--- Data provided ---

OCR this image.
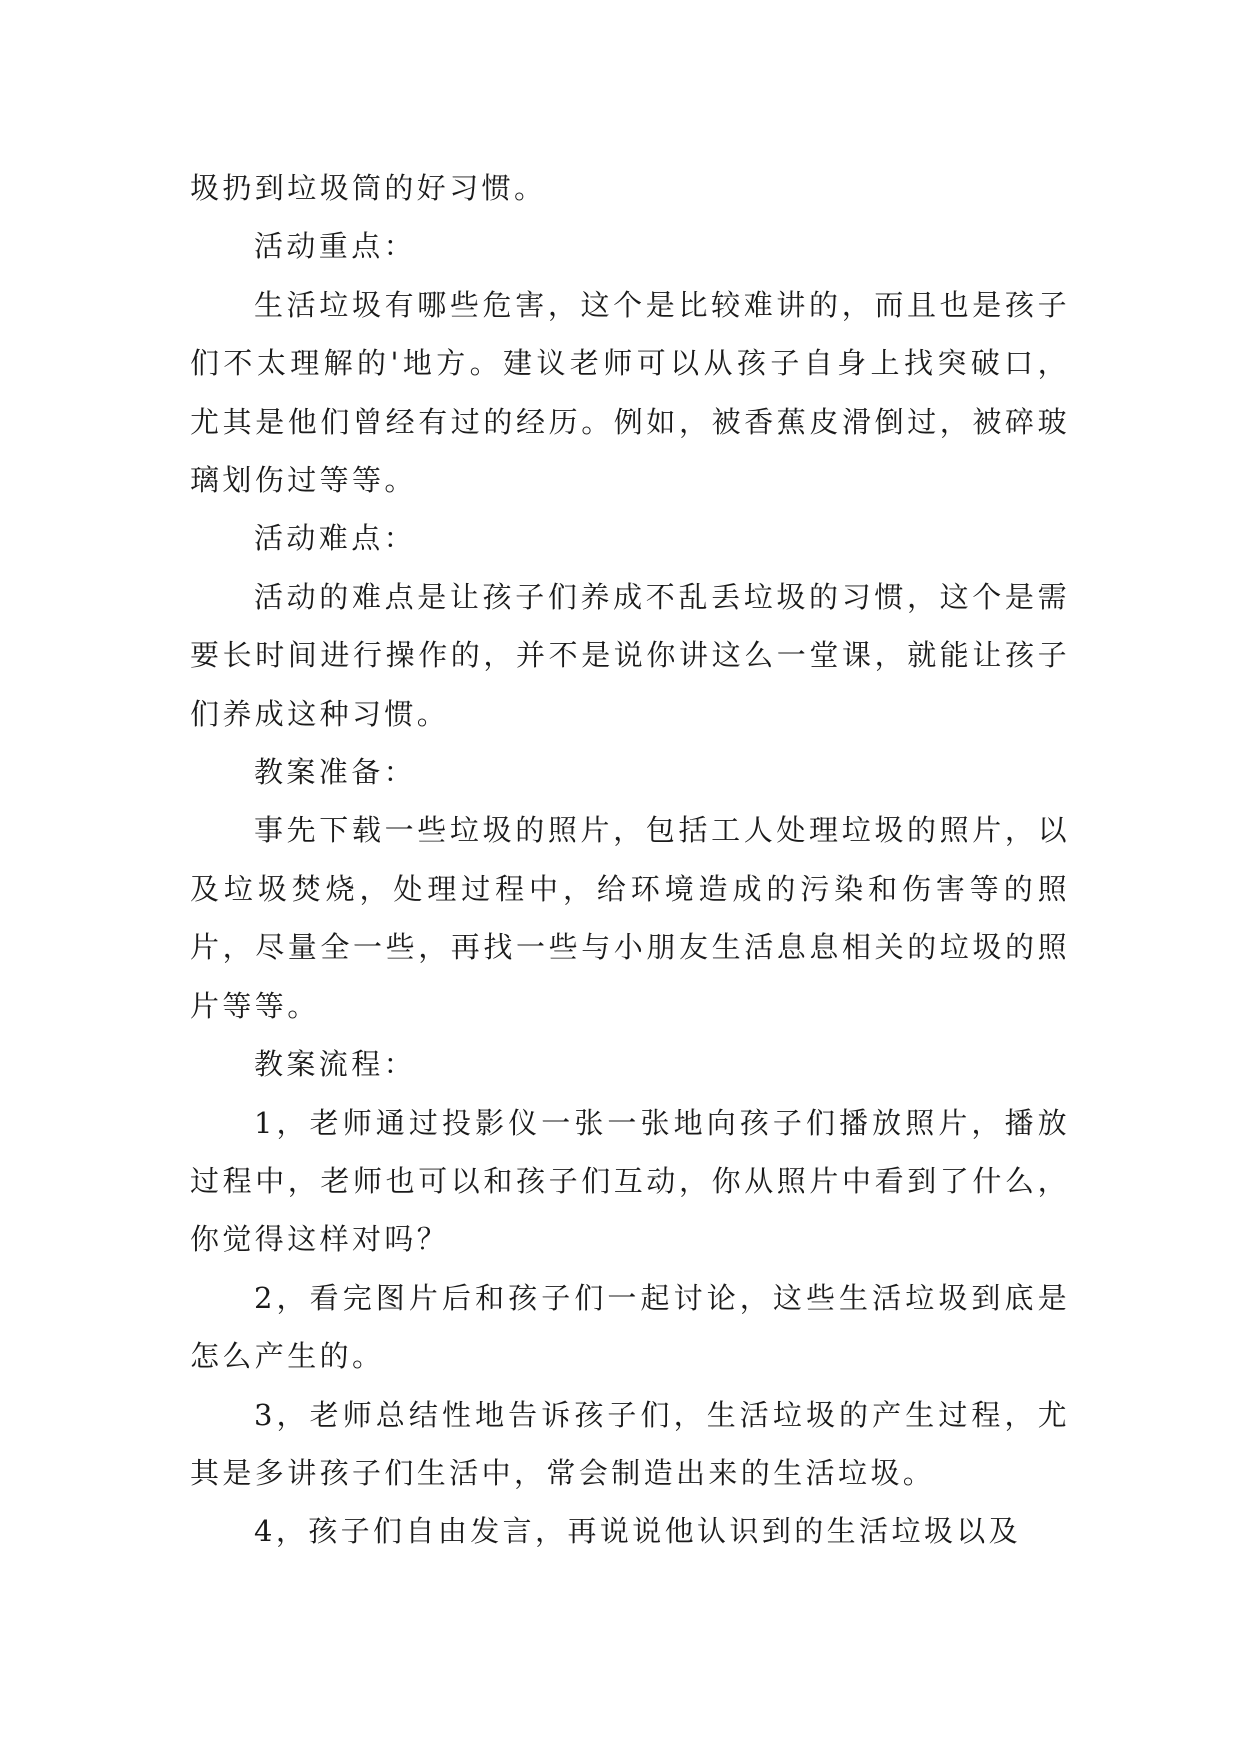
圾扔到垃圾筒的好习惯。

活动重点：

生活垃圾有哪些危害，这个是比较难讲的，而且也是孩子们不太理解的'地方。建议老师可以从孩子自身上找突破口，尤其是他们曾经有过的经历。例如，被香蕉皮滑倒过，被碎玻璃划伤过等等。

活动难点：

活动的难点是让孩子们养成不乱丢垃圾的习惯，这个是需要长时间进行操作的，并不是说你讲这么一堂课，就能让孩子们养成这种习惯。

教案准备：

事先下载一些垃圾的照片，包括工人处理垃圾的照片，以及垃圾焚烧，处理过程中，给环境造成的污染和伤害等的照片，尽量全一些，再找一些与小朋友生活息息相关的垃圾的照片等等。

教案流程：

1，老师通过投影仪一张一张地向孩子们播放照片，播放过程中，老师也可以和孩子们互动，你从照片中看到了什么，你觉得这样对吗？

2，看完图片后和孩子们一起讨论，这些生活垃圾到底是怎么产生的。

3，老师总结性地告诉孩子们，生活垃圾的产生过程，尤其是多讲孩子们生活中，常会制造出来的生活垃圾。

4，孩子们自由发言，再说说他认识到的生活垃圾以及
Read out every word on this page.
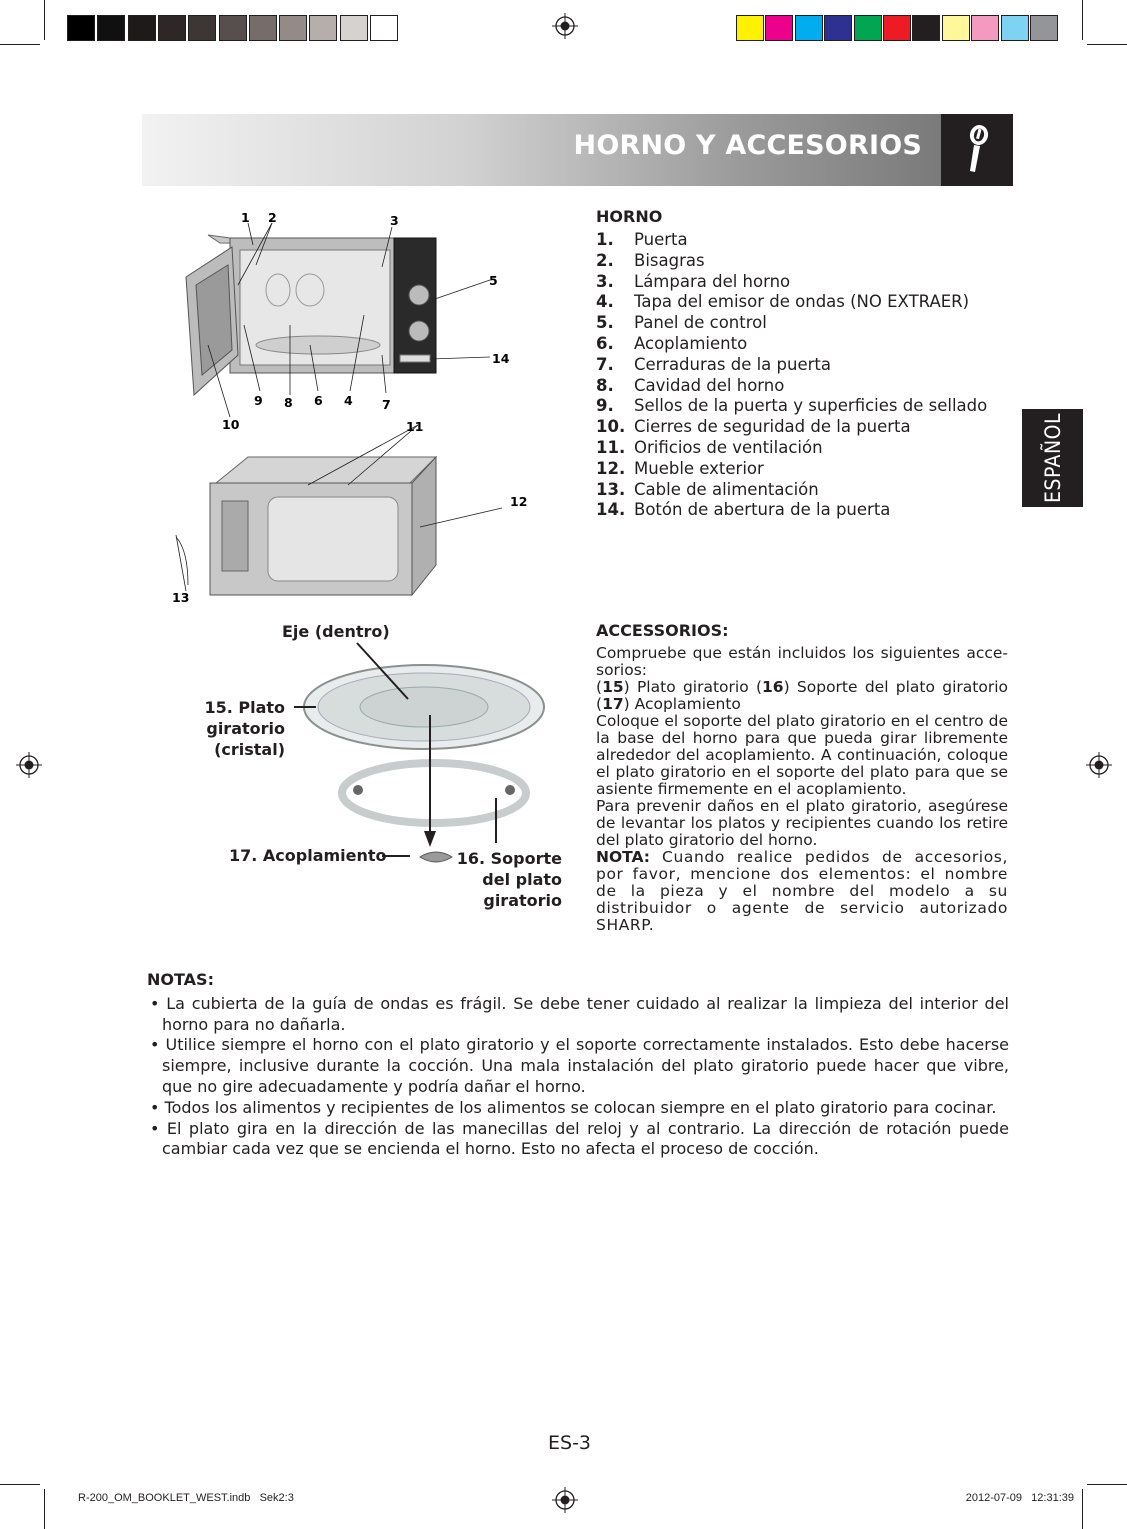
HORNO Y ACCESORIOS
ESPAÑOL
1 2	3
5
14
9 8 6 4 7
10	11
12
13
HORNO
1. Puerta
2. Bisagras
3. Lámpara del horno
4. Tapa del emisor de ondas (NO EXTRAER)
5. Panel de control
6. Acoplamiento
7. Cerraduras de la puerta
8. Cavidad del horno
9. Sellos de la puerta y superficies de sellado
10. Cierres de seguridad de la puerta
11. Orificios de ventilación
12. Mueble exterior
13. Cable de alimentación
14. Botón de abertura de la puerta
Eje (dentro)
15. Plato
giratorio
(cristal)
17. Acoplamiento	16. Soporte
del plato
giratorio
ACCESSORIOS:

Compruebe que están incluidos los siguientes accesorios:

(15) Plato giratorio (16) Soporte del plato giratorio (17) Acoplamiento

Coloque el soporte del plato giratorio en el centro de la base del horno para que pueda girar libremente alrededor del acoplamiento. A continuación, coloque el plato giratorio en el soporte del plato para que se asiente firmemente en el acoplamiento.

Para prevenir daños en el plato giratorio, asegúrese de levantar los platos y recipientes cuando los retire del plato giratorio del horno.

NOTA: Cuando realice pedidos de accesorios, por favor, mencione dos elementos: el nombre de la pieza y el nombre del modelo a su distribuidor o agente de servicio autorizado SHARP.

NOTAS:
• La cubierta de la guía de ondas es frágil. Se debe tener cuidado al realizar la limpieza del interior del horno para no dañarla.
• Utilice siempre el horno con el plato giratorio y el soporte correctamente instalados. Esto debe hacerse siempre, inclusive durante la cocción. Una mala instalación del plato giratorio puede hacer que vibre, que no gire adecuadamente y podría dañar el horno.
• Todos los alimentos y recipientes de los alimentos se colocan siempre en el plato giratorio para cocinar.
• El plato gira en la dirección de las manecillas del reloj y al contrario. La dirección de rotación puede cambiar cada vez que se encienda el horno. Esto no afecta el proceso de cocción.
ES-3
R-200_OM_BOOKLET_WEST.indb   Sek2:3	2012-07-09   12:31:39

---

Instructions for the task
Only the number is wanted: how many lines in the entries above contain the word "ondas"?

Exercise output
2